SUPPLIED TEXT
--- begin ---

Six of the victims in the Portland shooting were foreign exchange students.  According to Portland Police Chief the incident “echoes most Europeans’ fear about gun violence” in America.  Six people killed and twenty-one others injured in three separate shootings would have sparked national debates in most other countries but here in the United States the stories barely made out of the local papers.

Why do we passively accept such levels of gun violence?  Why do we sit back and watch quietly as gun violence prevention measures are struck down in state houses across the country?  The National Rifle Association is a big part of the answer.

The NRA is a reactionary, fringe organization.  It just ran an unsuccessful campaign against President Obama that FactCheck.org, a nonpartisan project of the Annenberg Public Policy Center, called "one of the worst examples of lying" that "distorted Obama's position on gun control beyond recognition."  

Former NRA lobbyist Richard Feldman has called the NRA a "cynical, mercenary political cult" and admits that the organization "isn't interested in actually solving problems, only in fueling perpetual crisis and controversy." 

The NRA survives by selling fear.  It profits from polarizing.  Legislators that seek and accept the endorsement of the NRA are, in effect, condoning an organization that is fueled by stoking fear in its membership and bullying and threatening legislators who dare to go against it.   

We need a new kind of politics.  In this new “era of responsibility” we need legislators who want to be cooperative, not those who embrace organizations that incite battle and combat.   We need to work together to find ways to end the needless cycle of gun violence in our country.

We should never have to pick up our local paper and read the headline “two killed, seven others injured in weekend shooting.”

--- end ---

INFORMATION PROVIDED
--- begin ---

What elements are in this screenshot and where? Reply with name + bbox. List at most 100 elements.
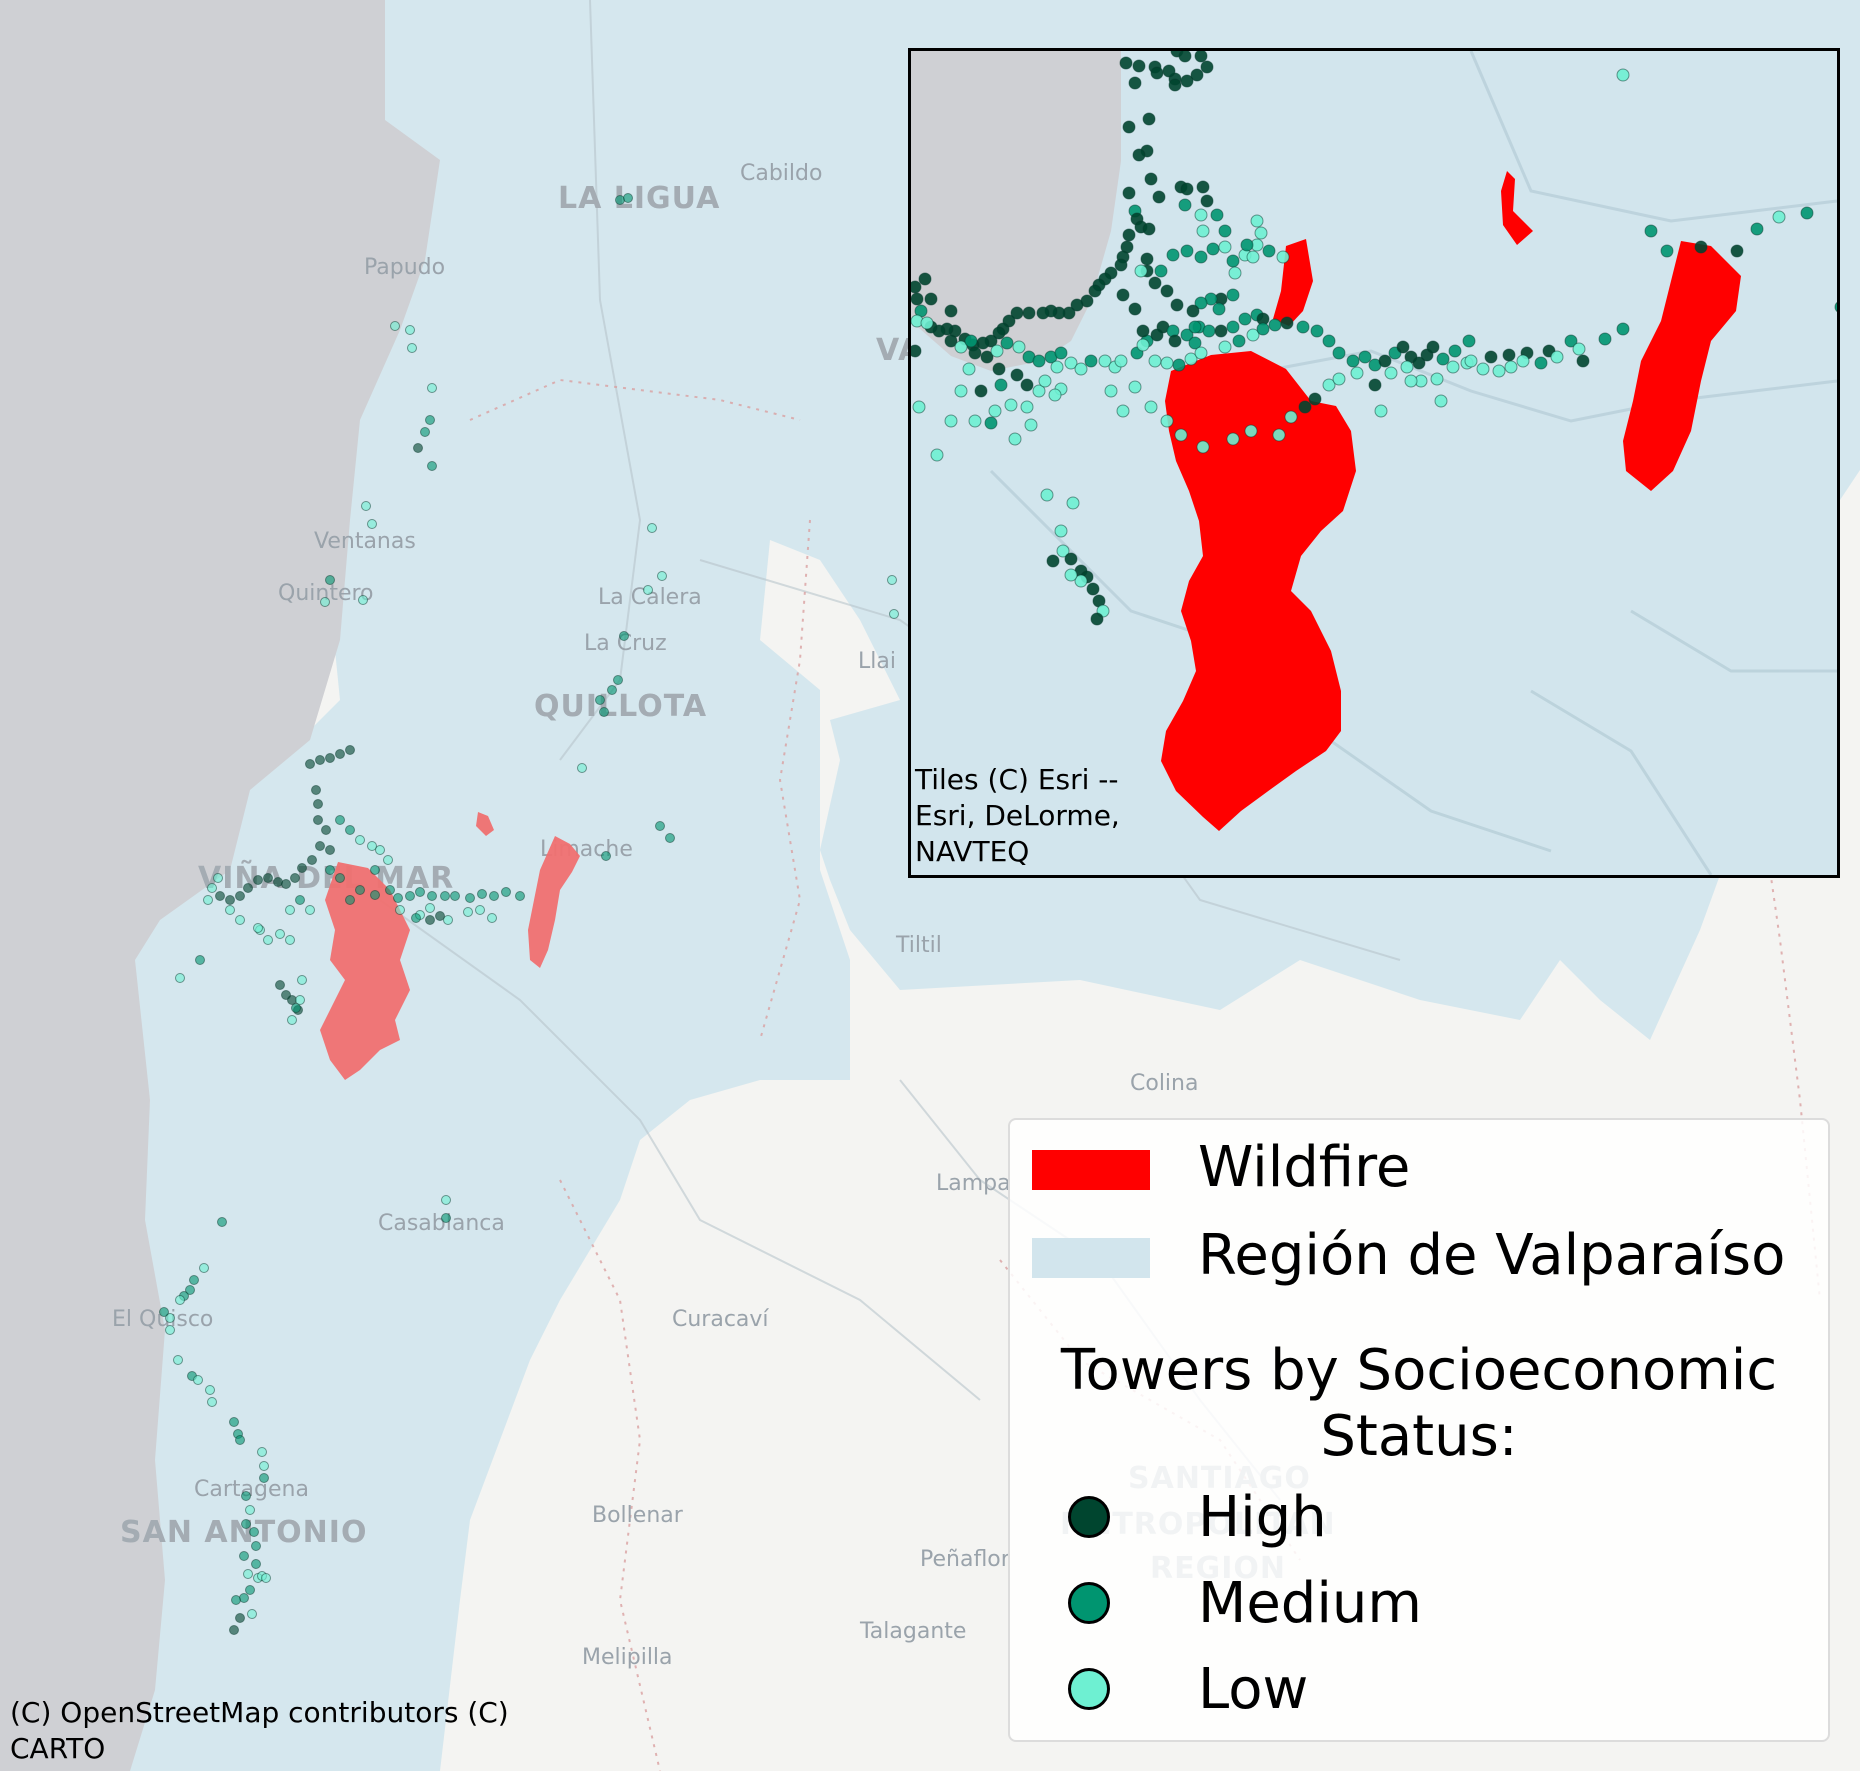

--- end ---

CHALLENGES
A. According to the piece on gun violence, how many people were injured in the three separate shootings?
B. Rewrite the gun violence piece from "Six of the victims" to "of the answer.", putting "visiting students" in place of "foreign exchange students".

LIST OF SOLUTIONS
A. Twenty-one

B.
Six of the victims in the Portland shooting were visiting students.  According to Portland Police Chief the incident “echoes most Europeans’ fear about gun violence” in America.  Six people killed and twenty-one others injured in three separate shootings would have sparked national debates in most other countries but here in the United States the stories barely made out of the local papers.

Why do we passively accept such levels of gun violence?  Why do we sit back and watch quietly as gun violence prevention measures are struck down in state houses across the country?  The National Rifle Association is a big part of the answer.